(Data items)
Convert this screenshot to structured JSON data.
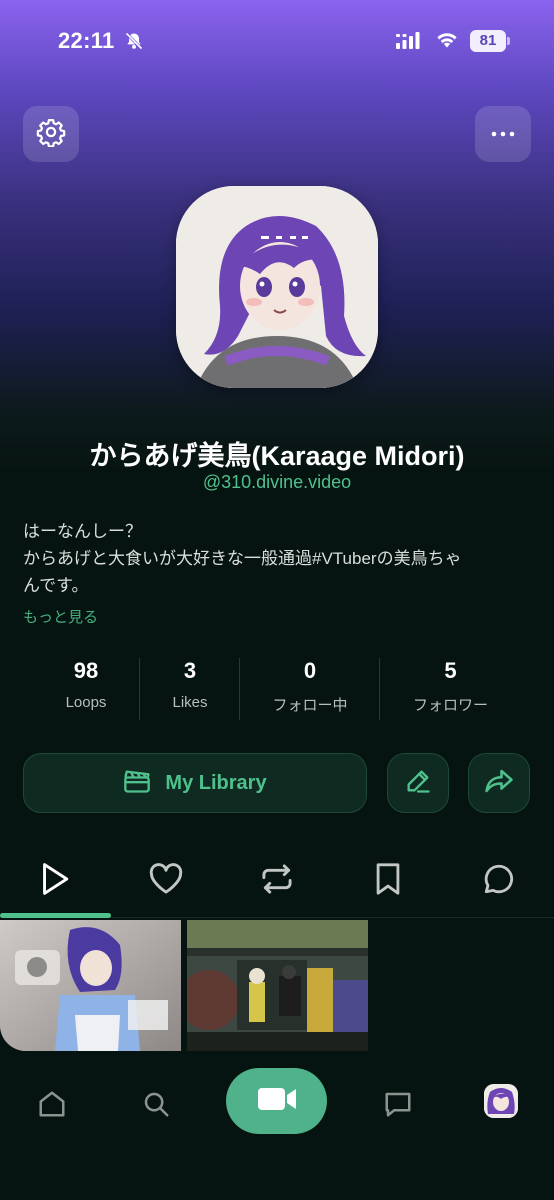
{
  "status_bar": {
    "time": "22:11",
    "battery": "81"
  },
  "profile": {
    "display_name": "からあげ美鳥(Karaage Midori)",
    "handle": "@310.divine.video",
    "bio_lines": [
      "はーなんしー？",
      "からあげと大食いが大好きな一般通過#VTuberの美鳥ちゃ",
      "んです。"
    ],
    "more_link": "もっと見る"
  },
  "stats": [
    {
      "value": "98",
      "label": "Loops"
    },
    {
      "value": "3",
      "label": "Likes"
    },
    {
      "value": "0",
      "label": "フォロー中"
    },
    {
      "value": "5",
      "label": "フォロワー"
    }
  ],
  "actions": {
    "library_label": "My Library"
  },
  "tabs": [
    {
      "icon": "play-icon",
      "active": true
    },
    {
      "icon": "heart-icon",
      "active": false
    },
    {
      "icon": "repost-icon",
      "active": false
    },
    {
      "icon": "bookmark-icon",
      "active": false
    },
    {
      "icon": "comment-icon",
      "active": false
    }
  ],
  "bottom_nav": [
    {
      "icon": "home-icon"
    },
    {
      "icon": "search-icon"
    },
    {
      "icon": "video-camera-icon"
    },
    {
      "icon": "message-icon"
    },
    {
      "icon": "profile-avatar"
    }
  ],
  "colors": {
    "accent": "#4fc18d",
    "background": "#061411",
    "gradient_top": "#8a63ee"
  }
}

> **Exercise instructions**
Using the entries above, return each line in which the word "icon" occurs.

> **Answer to this problem**
      "icon": "play-icon",
      "icon": "heart-icon",
      "icon": "repost-icon",
      "icon": "bookmark-icon",
      "icon": "comment-icon",
      "icon": "home-icon"
      "icon": "search-icon"
      "icon": "video-camera-icon"
      "icon": "message-icon"
      "icon": "profile-avatar"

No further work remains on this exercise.